§ REQUEST: Lines that hold the word "JSON" should be located and copied.

>>>

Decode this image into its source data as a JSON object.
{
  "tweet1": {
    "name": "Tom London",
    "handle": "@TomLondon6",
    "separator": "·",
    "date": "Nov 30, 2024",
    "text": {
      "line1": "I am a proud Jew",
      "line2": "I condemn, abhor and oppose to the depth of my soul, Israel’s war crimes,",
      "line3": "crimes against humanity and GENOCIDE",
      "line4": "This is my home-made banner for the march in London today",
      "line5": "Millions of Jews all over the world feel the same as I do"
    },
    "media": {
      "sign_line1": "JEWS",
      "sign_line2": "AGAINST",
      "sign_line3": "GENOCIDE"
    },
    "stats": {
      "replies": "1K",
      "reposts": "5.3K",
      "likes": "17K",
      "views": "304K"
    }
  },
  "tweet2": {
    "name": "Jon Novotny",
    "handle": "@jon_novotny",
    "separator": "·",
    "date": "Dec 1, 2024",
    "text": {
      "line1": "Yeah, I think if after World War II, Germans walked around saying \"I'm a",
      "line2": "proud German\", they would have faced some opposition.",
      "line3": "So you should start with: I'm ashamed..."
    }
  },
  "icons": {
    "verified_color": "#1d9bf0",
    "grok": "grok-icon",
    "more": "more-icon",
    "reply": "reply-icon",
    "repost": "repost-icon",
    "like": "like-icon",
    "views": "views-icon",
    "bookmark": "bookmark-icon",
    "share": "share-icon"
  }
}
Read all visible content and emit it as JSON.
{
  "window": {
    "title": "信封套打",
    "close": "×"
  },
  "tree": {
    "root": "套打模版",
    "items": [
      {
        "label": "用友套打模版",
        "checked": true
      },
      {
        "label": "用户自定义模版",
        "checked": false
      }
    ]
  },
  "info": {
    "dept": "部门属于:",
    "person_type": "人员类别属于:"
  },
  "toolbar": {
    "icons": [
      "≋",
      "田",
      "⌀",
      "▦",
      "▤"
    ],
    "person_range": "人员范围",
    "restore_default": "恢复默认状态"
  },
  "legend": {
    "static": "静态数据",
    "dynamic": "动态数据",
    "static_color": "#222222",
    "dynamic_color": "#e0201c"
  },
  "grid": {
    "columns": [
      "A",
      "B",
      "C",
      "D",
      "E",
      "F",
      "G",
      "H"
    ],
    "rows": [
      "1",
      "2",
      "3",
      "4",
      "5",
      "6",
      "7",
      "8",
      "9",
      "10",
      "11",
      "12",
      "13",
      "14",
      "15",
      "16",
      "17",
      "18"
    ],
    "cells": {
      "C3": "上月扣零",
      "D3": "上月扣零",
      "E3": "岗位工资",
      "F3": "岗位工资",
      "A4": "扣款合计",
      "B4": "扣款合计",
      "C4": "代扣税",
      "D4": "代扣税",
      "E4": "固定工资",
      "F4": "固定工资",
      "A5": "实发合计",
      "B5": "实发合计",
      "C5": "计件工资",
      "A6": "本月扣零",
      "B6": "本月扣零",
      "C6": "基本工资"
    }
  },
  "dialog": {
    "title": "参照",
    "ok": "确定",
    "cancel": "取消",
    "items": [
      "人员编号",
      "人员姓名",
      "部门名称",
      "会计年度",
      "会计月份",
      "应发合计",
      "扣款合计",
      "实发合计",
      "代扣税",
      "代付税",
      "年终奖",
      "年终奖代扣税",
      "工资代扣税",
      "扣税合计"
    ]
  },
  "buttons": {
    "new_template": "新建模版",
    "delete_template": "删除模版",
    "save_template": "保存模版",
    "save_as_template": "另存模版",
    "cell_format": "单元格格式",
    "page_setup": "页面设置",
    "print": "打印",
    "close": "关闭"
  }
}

<<<

§ FULL SOLUTION:
Decode this image into its source data as a JSON object.
Read all visible content and emit it as JSON.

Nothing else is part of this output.